What to produce:
The entries below should be output exactly as written.
[START]
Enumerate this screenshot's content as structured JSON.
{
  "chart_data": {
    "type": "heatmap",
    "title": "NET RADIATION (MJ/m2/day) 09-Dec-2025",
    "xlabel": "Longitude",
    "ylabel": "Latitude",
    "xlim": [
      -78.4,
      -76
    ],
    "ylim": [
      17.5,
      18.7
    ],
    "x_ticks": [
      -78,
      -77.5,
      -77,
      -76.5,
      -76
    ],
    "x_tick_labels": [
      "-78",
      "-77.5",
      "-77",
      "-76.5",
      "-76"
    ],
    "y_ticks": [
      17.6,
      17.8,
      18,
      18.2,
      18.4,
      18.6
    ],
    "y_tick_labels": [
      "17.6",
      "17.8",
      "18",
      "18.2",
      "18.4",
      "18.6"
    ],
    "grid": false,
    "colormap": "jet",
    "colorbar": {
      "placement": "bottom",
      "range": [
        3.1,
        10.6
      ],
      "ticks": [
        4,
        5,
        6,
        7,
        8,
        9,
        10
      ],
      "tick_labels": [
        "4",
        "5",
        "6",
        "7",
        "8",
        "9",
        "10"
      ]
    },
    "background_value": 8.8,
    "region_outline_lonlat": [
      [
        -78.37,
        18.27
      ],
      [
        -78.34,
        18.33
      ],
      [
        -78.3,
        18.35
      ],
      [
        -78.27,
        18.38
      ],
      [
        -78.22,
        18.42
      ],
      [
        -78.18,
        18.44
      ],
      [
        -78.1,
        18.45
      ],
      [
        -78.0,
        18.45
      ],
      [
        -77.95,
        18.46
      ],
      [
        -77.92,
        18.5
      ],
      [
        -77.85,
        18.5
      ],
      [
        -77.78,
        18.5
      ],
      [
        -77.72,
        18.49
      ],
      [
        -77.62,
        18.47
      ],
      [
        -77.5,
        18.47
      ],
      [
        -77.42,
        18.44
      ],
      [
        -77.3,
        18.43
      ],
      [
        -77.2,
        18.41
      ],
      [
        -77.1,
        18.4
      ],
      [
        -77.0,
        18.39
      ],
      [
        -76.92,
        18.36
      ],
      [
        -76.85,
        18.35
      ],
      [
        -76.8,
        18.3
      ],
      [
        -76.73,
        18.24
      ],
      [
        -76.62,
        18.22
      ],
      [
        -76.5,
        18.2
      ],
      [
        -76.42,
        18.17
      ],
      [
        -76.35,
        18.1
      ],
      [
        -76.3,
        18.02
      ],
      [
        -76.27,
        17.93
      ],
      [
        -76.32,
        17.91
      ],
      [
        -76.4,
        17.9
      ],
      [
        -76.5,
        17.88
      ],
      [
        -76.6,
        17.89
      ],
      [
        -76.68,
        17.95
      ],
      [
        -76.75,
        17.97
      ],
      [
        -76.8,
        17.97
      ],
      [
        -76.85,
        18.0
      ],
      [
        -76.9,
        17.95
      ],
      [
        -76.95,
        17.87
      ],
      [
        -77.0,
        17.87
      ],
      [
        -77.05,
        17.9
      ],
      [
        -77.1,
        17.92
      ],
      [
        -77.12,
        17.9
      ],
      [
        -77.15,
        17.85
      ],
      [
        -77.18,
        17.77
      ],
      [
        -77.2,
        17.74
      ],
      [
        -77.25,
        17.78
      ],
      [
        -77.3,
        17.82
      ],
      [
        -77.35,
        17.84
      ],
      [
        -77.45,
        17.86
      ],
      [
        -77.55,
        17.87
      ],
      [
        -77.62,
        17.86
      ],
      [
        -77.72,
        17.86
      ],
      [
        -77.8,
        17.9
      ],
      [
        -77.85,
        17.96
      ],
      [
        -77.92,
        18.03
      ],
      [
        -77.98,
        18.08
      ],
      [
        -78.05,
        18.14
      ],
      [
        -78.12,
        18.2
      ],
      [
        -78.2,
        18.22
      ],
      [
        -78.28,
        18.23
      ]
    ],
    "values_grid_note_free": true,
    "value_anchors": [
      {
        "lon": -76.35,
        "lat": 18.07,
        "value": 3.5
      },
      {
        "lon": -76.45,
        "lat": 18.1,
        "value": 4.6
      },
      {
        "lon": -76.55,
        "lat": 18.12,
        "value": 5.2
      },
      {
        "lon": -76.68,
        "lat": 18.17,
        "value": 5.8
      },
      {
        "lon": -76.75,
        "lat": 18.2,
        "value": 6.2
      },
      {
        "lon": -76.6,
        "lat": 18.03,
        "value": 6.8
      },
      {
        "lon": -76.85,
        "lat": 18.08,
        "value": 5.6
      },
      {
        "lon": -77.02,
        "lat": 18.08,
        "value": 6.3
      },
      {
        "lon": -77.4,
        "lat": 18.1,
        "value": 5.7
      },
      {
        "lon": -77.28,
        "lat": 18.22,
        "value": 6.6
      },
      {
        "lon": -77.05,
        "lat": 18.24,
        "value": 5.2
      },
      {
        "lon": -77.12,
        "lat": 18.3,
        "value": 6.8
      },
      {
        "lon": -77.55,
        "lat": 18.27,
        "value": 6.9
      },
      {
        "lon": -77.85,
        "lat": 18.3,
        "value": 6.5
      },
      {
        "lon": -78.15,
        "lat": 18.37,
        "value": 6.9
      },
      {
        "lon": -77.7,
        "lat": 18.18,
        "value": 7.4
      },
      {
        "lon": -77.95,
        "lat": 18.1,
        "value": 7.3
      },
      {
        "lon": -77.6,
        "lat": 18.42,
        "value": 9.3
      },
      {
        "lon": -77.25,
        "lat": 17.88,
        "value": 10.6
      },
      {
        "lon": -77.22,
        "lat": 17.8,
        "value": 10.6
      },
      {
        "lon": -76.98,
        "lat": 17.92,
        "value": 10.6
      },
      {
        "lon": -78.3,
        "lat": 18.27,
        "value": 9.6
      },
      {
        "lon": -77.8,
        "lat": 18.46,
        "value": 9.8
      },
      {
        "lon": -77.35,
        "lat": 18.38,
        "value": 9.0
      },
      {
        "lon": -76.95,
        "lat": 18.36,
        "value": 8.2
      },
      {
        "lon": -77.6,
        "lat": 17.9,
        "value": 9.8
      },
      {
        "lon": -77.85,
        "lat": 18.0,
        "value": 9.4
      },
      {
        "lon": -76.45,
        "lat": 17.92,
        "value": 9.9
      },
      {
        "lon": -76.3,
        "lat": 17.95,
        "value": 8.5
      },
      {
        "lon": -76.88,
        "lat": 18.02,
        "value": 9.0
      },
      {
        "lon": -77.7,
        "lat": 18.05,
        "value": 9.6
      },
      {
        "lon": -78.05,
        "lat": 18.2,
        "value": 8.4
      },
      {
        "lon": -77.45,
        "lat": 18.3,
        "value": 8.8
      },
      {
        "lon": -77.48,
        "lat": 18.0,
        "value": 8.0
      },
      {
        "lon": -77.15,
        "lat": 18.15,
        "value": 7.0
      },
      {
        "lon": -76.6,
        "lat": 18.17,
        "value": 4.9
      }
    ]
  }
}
[END]
Solved problem:
Enumerate this screenshot's content as structured JSON.
{
  "chart_data": {
    "type": "heatmap",
    "title": "NET RADIATION (MJ/m2/day) 09-Dec-2025",
    "xlabel": "Longitude",
    "ylabel": "Latitude",
    "xlim": [
      -78.4,
      -76
    ],
    "ylim": [
      17.5,
      18.7
    ],
    "x_ticks": [
      -78,
      -77.5,
      -77,
      -76.5,
      -76
    ],
    "x_tick_labels": [
      "-78",
      "-77.5",
      "-77",
      "-76.5",
      "-76"
    ],
    "y_ticks": [
      17.6,
      17.8,
      18,
      18.2,
      18.4,
      18.6
    ],
    "y_tick_labels": [
      "17.6",
      "17.8",
      "18",
      "18.2",
      "18.4",
      "18.6"
    ],
    "grid": false,
    "colormap": "jet",
    "colorbar": {
      "placement": "bottom",
      "range": [
        3.1,
        10.6
      ],
      "ticks": [
        4,
        5,
        6,
        7,
        8,
        9,
        10
      ],
      "tick_labels": [
        "4",
        "5",
        "6",
        "7",
        "8",
        "9",
        "10"
      ]
    },
    "background_value": 8.8,
    "region_outline_lonlat": [
      [
        -78.37,
        18.27
      ],
      [
        -78.34,
        18.33
      ],
      [
        -78.3,
        18.35
      ],
      [
        -78.27,
        18.38
      ],
      [
        -78.22,
        18.42
      ],
      [
        -78.18,
        18.44
      ],
      [
        -78.1,
        18.45
      ],
      [
        -78.0,
        18.45
      ],
      [
        -77.95,
        18.46
      ],
      [
        -77.92,
        18.5
      ],
      [
        -77.85,
        18.5
      ],
      [
        -77.78,
        18.5
      ],
      [
        -77.72,
        18.49
      ],
      [
        -77.62,
        18.47
      ],
      [
        -77.5,
        18.47
      ],
      [
        -77.42,
        18.44
      ],
      [
        -77.3,
        18.43
      ],
      [
        -77.2,
        18.41
      ],
      [
        -77.1,
        18.4
      ],
      [
        -77.0,
        18.39
      ],
      [
        -76.92,
        18.36
      ],
      [
        -76.85,
        18.35
      ],
      [
        -76.8,
        18.3
      ],
      [
        -76.73,
        18.24
      ],
      [
        -76.62,
        18.22
      ],
      [
        -76.5,
        18.2
      ],
      [
        -76.42,
        18.17
      ],
      [
        -76.35,
        18.1
      ],
      [
        -76.3,
        18.02
      ],
      [
        -76.27,
        17.93
      ],
      [
        -76.32,
        17.91
      ],
      [
        -76.4,
        17.9
      ],
      [
        -76.5,
        17.88
      ],
      [
        -76.6,
        17.89
      ],
      [
        -76.68,
        17.95
      ],
      [
        -76.75,
        17.97
      ],
      [
        -76.8,
        17.97
      ],
      [
        -76.85,
        18.0
      ],
      [
        -76.9,
        17.95
      ],
      [
        -76.95,
        17.87
      ],
      [
        -77.0,
        17.87
      ],
      [
        -77.05,
        17.9
      ],
      [
        -77.1,
        17.92
      ],
      [
        -77.12,
        17.9
      ],
      [
        -77.15,
        17.85
      ],
      [
        -77.18,
        17.77
      ],
      [
        -77.2,
        17.74
      ],
      [
        -77.25,
        17.78
      ],
      [
        -77.3,
        17.82
      ],
      [
        -77.35,
        17.84
      ],
      [
        -77.45,
        17.86
      ],
      [
        -77.55,
        17.87
      ],
      [
        -77.62,
        17.86
      ],
      [
        -77.72,
        17.86
      ],
      [
        -77.8,
        17.9
      ],
      [
        -77.85,
        17.96
      ],
      [
        -77.92,
        18.03
      ],
      [
        -77.98,
        18.08
      ],
      [
        -78.05,
        18.14
      ],
      [
        -78.12,
        18.2
      ],
      [
        -78.2,
        18.22
      ],
      [
        -78.28,
        18.23
      ]
    ],
    "values_grid_note_free": true,
    "value_anchors": [
      {
        "lon": -76.35,
        "lat": 18.07,
        "value": 3.5
      },
      {
        "lon": -76.45,
        "lat": 18.1,
        "value": 4.6
      },
      {
        "lon": -76.55,
        "lat": 18.12,
        "value": 5.2
      },
      {
        "lon": -76.68,
        "lat": 18.17,
        "value": 5.8
      },
      {
        "lon": -76.75,
        "lat": 18.2,
        "value": 6.2
      },
      {
        "lon": -76.6,
        "lat": 18.03,
        "value": 6.8
      },
      {
        "lon": -76.85,
        "lat": 18.08,
        "value": 5.6
      },
      {
        "lon": -77.02,
        "lat": 18.08,
        "value": 6.3
      },
      {
        "lon": -77.4,
        "lat": 18.1,
        "value": 5.7
      },
      {
        "lon": -77.28,
        "lat": 18.22,
        "value": 6.6
      },
      {
        "lon": -77.05,
        "lat": 18.24,
        "value": 5.2
      },
      {
        "lon": -77.12,
        "lat": 18.3,
        "value": 6.8
      },
      {
        "lon": -77.55,
        "lat": 18.27,
        "value": 6.9
      },
      {
        "lon": -77.85,
        "lat": 18.3,
        "value": 6.5
      },
      {
        "lon": -78.15,
        "lat": 18.37,
        "value": 6.9
      },
      {
        "lon": -77.7,
        "lat": 18.18,
        "value": 7.4
      },
      {
        "lon": -77.95,
        "lat": 18.1,
        "value": 7.3
      },
      {
        "lon": -77.6,
        "lat": 18.42,
        "value": 9.3
      },
      {
        "lon": -77.25,
        "lat": 17.88,
        "value": 10.6
      },
      {
        "lon": -77.22,
        "lat": 17.8,
        "value": 10.6
      },
      {
        "lon": -76.98,
        "lat": 17.92,
        "value": 10.6
      },
      {
        "lon": -78.3,
        "lat": 18.27,
        "value": 9.6
      },
      {
        "lon": -77.8,
        "lat": 18.46,
        "value": 9.8
      },
      {
        "lon": -77.35,
        "lat": 18.38,
        "value": 9.0
      },
      {
        "lon": -76.95,
        "lat": 18.36,
        "value": 8.2
      },
      {
        "lon": -77.6,
        "lat": 17.9,
        "value": 9.8
      },
      {
        "lon": -77.85,
        "lat": 18.0,
        "value": 9.4
      },
      {
        "lon": -76.45,
        "lat": 17.92,
        "value": 9.9
      },
      {
        "lon": -76.3,
        "lat": 17.95,
        "value": 8.5
      },
      {
        "lon": -76.88,
        "lat": 18.02,
        "value": 9.0
      },
      {
        "lon": -77.7,
        "lat": 18.05,
        "value": 9.6
      },
      {
        "lon": -78.05,
        "lat": 18.2,
        "value": 8.4
      },
      {
        "lon": -77.45,
        "lat": 18.3,
        "value": 8.8
      },
      {
        "lon": -77.48,
        "lat": 18.0,
        "value": 8.0
      },
      {
        "lon": -77.15,
        "lat": 18.15,
        "value": 7.0
      },
      {
        "lon": -76.6,
        "lat": 18.17,
        "value": 4.9
      }
    ]
  }
}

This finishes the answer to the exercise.